## The problem
Repeat the material below exactly, with no pictures.

## Record list
^^^^^^^^
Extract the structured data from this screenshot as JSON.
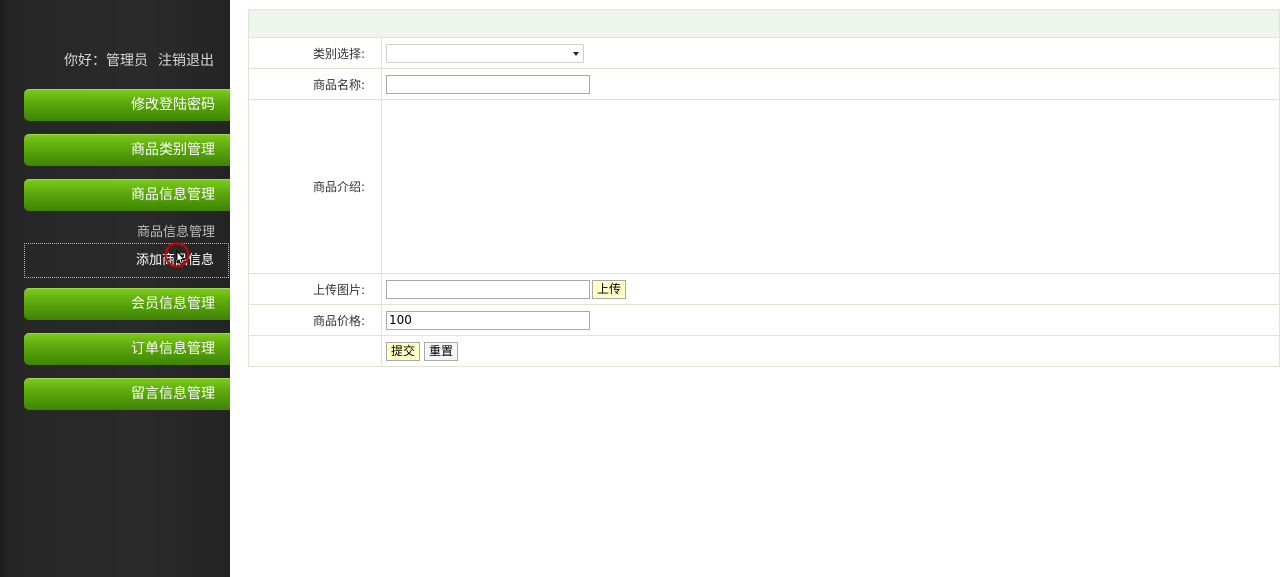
{
  "sidebar": {
    "greeting": "你好：管理员",
    "logout": "注销退出",
    "items": [
      {
        "label": "修改登陆密码"
      },
      {
        "label": "商品类别管理"
      },
      {
        "label": "商品信息管理"
      },
      {
        "label": "会员信息管理"
      },
      {
        "label": "订单信息管理"
      },
      {
        "label": "留言信息管理"
      }
    ],
    "subitems": [
      {
        "label": "商品信息管理"
      },
      {
        "label": "添加商品信息"
      }
    ]
  },
  "form": {
    "category_label": "类别选择:",
    "category_value": "",
    "name_label": "商品名称:",
    "name_value": "",
    "desc_label": "商品介绍:",
    "image_label": "上传图片:",
    "image_value": "",
    "upload_button": "上传",
    "price_label": "商品价格:",
    "price_value": "100",
    "submit_button": "提交",
    "reset_button": "重置"
  },
  "colors": {
    "sidebar_bg": "#262626",
    "nav_green": "#5aa80c",
    "header_bg": "#eef5ec",
    "border": "#dfe6cf",
    "button_yellow": "#ffffc6"
  }
}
^^^^^^^^
## Completed task
Extract the structured data from this screenshot as JSON.
{
  "sidebar": {
    "greeting": "你好：管理员",
    "logout": "注销退出",
    "items": [
      {
        "label": "修改登陆密码"
      },
      {
        "label": "商品类别管理"
      },
      {
        "label": "商品信息管理"
      },
      {
        "label": "会员信息管理"
      },
      {
        "label": "订单信息管理"
      },
      {
        "label": "留言信息管理"
      }
    ],
    "subitems": [
      {
        "label": "商品信息管理"
      },
      {
        "label": "添加商品信息"
      }
    ]
  },
  "form": {
    "category_label": "类别选择:",
    "category_value": "",
    "name_label": "商品名称:",
    "name_value": "",
    "desc_label": "商品介绍:",
    "image_label": "上传图片:",
    "image_value": "",
    "upload_button": "上传",
    "price_label": "商品价格:",
    "price_value": "100",
    "submit_button": "提交",
    "reset_button": "重置"
  },
  "colors": {
    "sidebar_bg": "#262626",
    "nav_green": "#5aa80c",
    "header_bg": "#eef5ec",
    "border": "#dfe6cf",
    "button_yellow": "#ffffc6"
  }
}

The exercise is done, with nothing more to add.